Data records
------------------------------------------------------------
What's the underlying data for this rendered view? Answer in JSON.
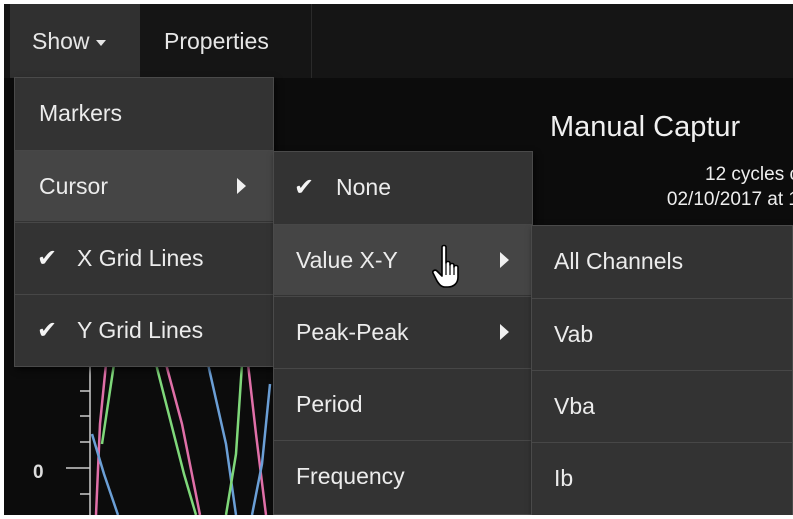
{
  "toolbar": {
    "show_label": "Show",
    "properties_label": "Properties"
  },
  "chart": {
    "title": "Manual Captur",
    "subtitle_line1": "12 cycles c",
    "subtitle_line2": "02/10/2017 at 1",
    "y_tick_label": "0",
    "series_colors": [
      "#e06fa8",
      "#7fd87a",
      "#6b9fd6"
    ]
  },
  "show_menu": {
    "items": [
      {
        "label": "Markers",
        "checked": false,
        "submenu": false
      },
      {
        "label": "Cursor",
        "checked": false,
        "submenu": true
      },
      {
        "label": "X Grid Lines",
        "checked": true,
        "submenu": false
      },
      {
        "label": "Y Grid Lines",
        "checked": true,
        "submenu": false
      }
    ]
  },
  "cursor_menu": {
    "items": [
      {
        "label": "None",
        "checked": true,
        "submenu": false
      },
      {
        "label": "Value X-Y",
        "checked": false,
        "submenu": true
      },
      {
        "label": "Peak-Peak",
        "checked": false,
        "submenu": true
      },
      {
        "label": "Period",
        "checked": false,
        "submenu": false
      },
      {
        "label": "Frequency",
        "checked": false,
        "submenu": false
      }
    ]
  },
  "value_xy_menu": {
    "items": [
      {
        "label": "All Channels"
      },
      {
        "label": "Vab"
      },
      {
        "label": "Vba"
      },
      {
        "label": "Ib"
      }
    ]
  },
  "icons": {
    "check": "✔",
    "caret": "caret-down-icon",
    "submenu_arrow": "chevron-right-icon",
    "pointer": "hand-pointer-icon"
  }
}
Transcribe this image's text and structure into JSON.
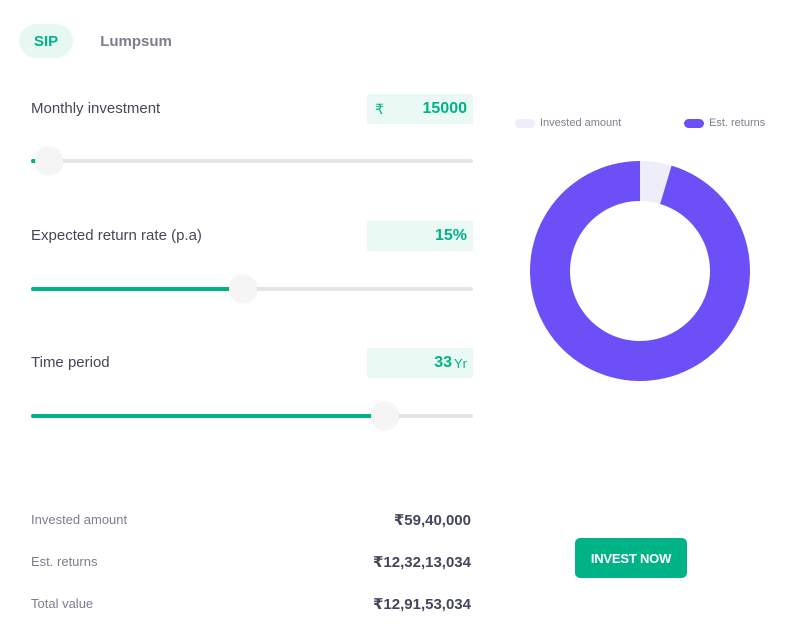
------------------------------------------------------------
### Task objective
Give the entries again without a single change, but with no pictures.

### Full answer
What's the underlying data for this rendered view? Answer in JSON.
{
  "toolbar": {
    "show_label": "Show",
    "properties_label": "Properties"
  },
  "chart": {
    "title": "Manual Captur",
    "subtitle_line1": "12 cycles c",
    "subtitle_line2": "02/10/2017 at 1",
    "y_tick_label": "0",
    "series_colors": [
      "#e06fa8",
      "#7fd87a",
      "#6b9fd6"
    ]
  },
  "show_menu": {
    "items": [
      {
        "label": "Markers",
        "checked": false,
        "submenu": false
      },
      {
        "label": "Cursor",
        "checked": false,
        "submenu": true
      },
      {
        "label": "X Grid Lines",
        "checked": true,
        "submenu": false
      },
      {
        "label": "Y Grid Lines",
        "checked": true,
        "submenu": false
      }
    ]
  },
  "cursor_menu": {
    "items": [
      {
        "label": "None",
        "checked": true,
        "submenu": false
      },
      {
        "label": "Value X-Y",
        "checked": false,
        "submenu": true
      },
      {
        "label": "Peak-Peak",
        "checked": false,
        "submenu": true
      },
      {
        "label": "Period",
        "checked": false,
        "submenu": false
      },
      {
        "label": "Frequency",
        "checked": false,
        "submenu": false
      }
    ]
  },
  "value_xy_menu": {
    "items": [
      {
        "label": "All Channels"
      },
      {
        "label": "Vab"
      },
      {
        "label": "Vba"
      },
      {
        "label": "Ib"
      }
    ]
  },
  "icons": {
    "check": "✔",
    "caret": "caret-down-icon",
    "submenu_arrow": "chevron-right-icon",
    "pointer": "hand-pointer-icon"
  }
}
Transcribe this image's text and structure into JSON.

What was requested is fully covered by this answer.